(Task): Write out every line below that includes the word "CFDs".

(Input records):
* Begin *
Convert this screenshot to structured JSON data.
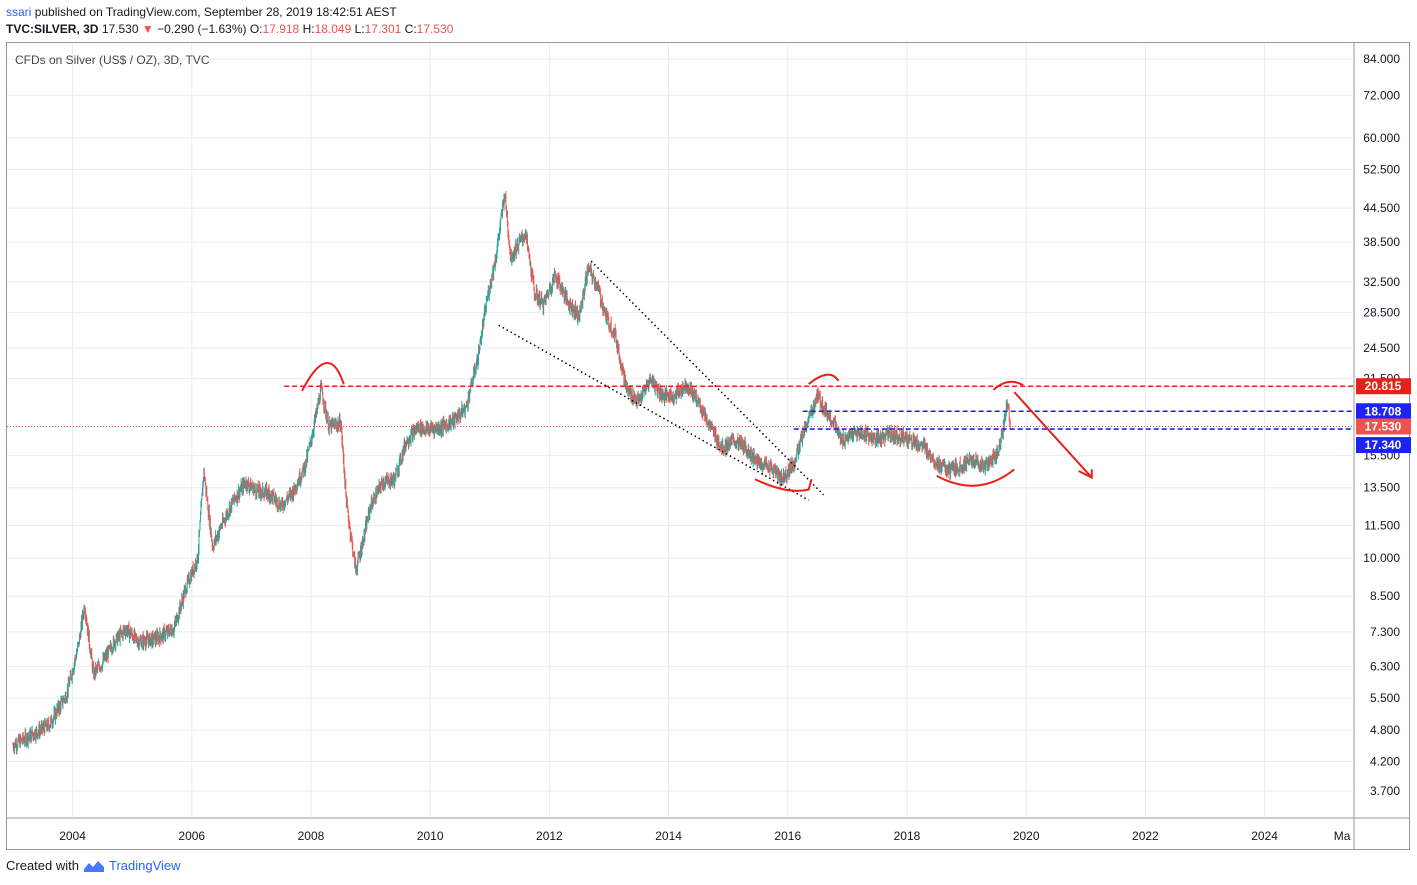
{
  "header": {
    "user": "ssari",
    "published": "published on TradingView.com, September 28, 2019 18:42:51 AEST",
    "symbol": "TVC:SILVER, 3D",
    "last": "17.530",
    "change_arrow": "▼",
    "change": "−0.290 (−1.63%)",
    "o_label": "O:",
    "o": "17.918",
    "h_label": "H:",
    "h": "18.049",
    "l_label": "L:",
    "l": "17.301",
    "c_label": "C:",
    "c": "17.530"
  },
  "instrument_title": "CFDs on Silver (US$ / OZ), 3D, TVC",
  "footer": {
    "created": "Created with",
    "brand": "TradingView"
  },
  "colors": {
    "up": "#26a69a",
    "down": "#ef5350",
    "annotation_red": "#e8201a",
    "blue_line": "#1e23f5",
    "red_line": "#e8201a",
    "grid": "#e9ebf0"
  },
  "chart_data": {
    "type": "line",
    "title": "CFDs on Silver (US$ / OZ), 3D, TVC",
    "y_scale": "log",
    "ylim": [
      3.3,
      90
    ],
    "xlim": [
      2002.9,
      2025.5
    ],
    "x_ticks": [
      "2004",
      "2006",
      "2008",
      "2010",
      "2012",
      "2014",
      "2016",
      "2018",
      "2020",
      "2022",
      "2024",
      "Ma"
    ],
    "y_ticks": [
      "84.000",
      "72.000",
      "60.000",
      "52.500",
      "44.500",
      "38.500",
      "32.500",
      "28.500",
      "24.500",
      "21.500",
      "15.500",
      "13.500",
      "11.500",
      "10.000",
      "8.500",
      "7.300",
      "6.300",
      "5.500",
      "4.800",
      "4.200",
      "3.700"
    ],
    "price_labels": [
      {
        "value": "20.815",
        "color": "#e8201a"
      },
      {
        "value": "18.708",
        "color": "#1e23f5"
      },
      {
        "value": "17.530",
        "color": "#ef5350"
      },
      {
        "value": "17.340",
        "color": "#1e23f5"
      }
    ],
    "series": [
      {
        "x": [
          2003.0,
          2003.3,
          2003.6,
          2003.9,
          2004.1,
          2004.2,
          2004.35,
          2004.5,
          2004.7,
          2004.9,
          2005.1,
          2005.4,
          2005.7,
          2005.9,
          2006.1,
          2006.2,
          2006.35,
          2006.5,
          2006.7,
          2006.9,
          2007.1,
          2007.3,
          2007.5,
          2007.7,
          2007.9,
          2008.0,
          2008.17,
          2008.3,
          2008.5,
          2008.6,
          2008.75,
          2008.85,
          2009.0,
          2009.2,
          2009.4,
          2009.6,
          2009.8,
          2009.95,
          2010.2,
          2010.4,
          2010.6,
          2010.8,
          2010.95,
          2011.1,
          2011.25,
          2011.35,
          2011.5,
          2011.6,
          2011.75,
          2011.9,
          2012.1,
          2012.3,
          2012.5,
          2012.65,
          2012.8,
          2012.95,
          2013.1,
          2013.3,
          2013.5,
          2013.7,
          2013.9,
          2014.1,
          2014.3,
          2014.5,
          2014.7,
          2014.9,
          2015.1,
          2015.3,
          2015.5,
          2015.7,
          2015.9,
          2016.1,
          2016.3,
          2016.5,
          2016.6,
          2016.75,
          2016.9,
          2017.1,
          2017.3,
          2017.5,
          2017.7,
          2017.9,
          2018.1,
          2018.3,
          2018.5,
          2018.7,
          2018.9,
          2019.1,
          2019.3,
          2019.5,
          2019.6,
          2019.68,
          2019.74
        ],
        "y": [
          4.5,
          4.7,
          4.9,
          5.6,
          6.9,
          8.2,
          6.1,
          6.4,
          7.0,
          7.4,
          7.0,
          7.1,
          7.4,
          8.8,
          10.0,
          14.5,
          10.5,
          11.5,
          12.8,
          13.8,
          13.3,
          13.2,
          12.5,
          13.3,
          14.8,
          16.5,
          20.6,
          17.5,
          17.8,
          12.5,
          9.5,
          10.5,
          12.5,
          13.8,
          14.0,
          16.5,
          17.5,
          17.3,
          17.5,
          18.0,
          19.0,
          23.5,
          30.0,
          36.0,
          47.5,
          36.0,
          38.5,
          40.0,
          31.0,
          29.5,
          33.5,
          30.0,
          28.0,
          34.5,
          32.0,
          28.0,
          26.0,
          20.5,
          19.5,
          21.5,
          20.0,
          20.0,
          21.0,
          19.5,
          17.5,
          16.0,
          16.5,
          16.0,
          15.0,
          14.8,
          14.0,
          15.0,
          17.5,
          20.0,
          19.0,
          18.0,
          16.5,
          17.0,
          17.0,
          16.5,
          17.0,
          16.8,
          16.5,
          16.0,
          15.0,
          14.5,
          14.8,
          15.2,
          14.8,
          15.5,
          17.0,
          19.5,
          17.5
        ]
      }
    ],
    "annotations": [
      {
        "type": "hline",
        "label": "20.815",
        "value": 20.815,
        "color": "#e8201a",
        "style": "dashed"
      },
      {
        "type": "hline",
        "label": "18.708",
        "value": 18.708,
        "color": "#1e23f5",
        "style": "dashed"
      },
      {
        "type": "hline",
        "label": "17.340",
        "value": 17.34,
        "color": "#1e23f5",
        "style": "dashed"
      },
      {
        "type": "hline",
        "label": "17.530",
        "value": 17.53,
        "color": "#ef5350",
        "style": "dotted"
      }
    ]
  }
}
* End *
(Result of the task):
  "instrument_title": "CFDs on Silver (US$ / OZ), 3D, TVC",
    "title": "CFDs on Silver (US$ / OZ), 3D, TVC",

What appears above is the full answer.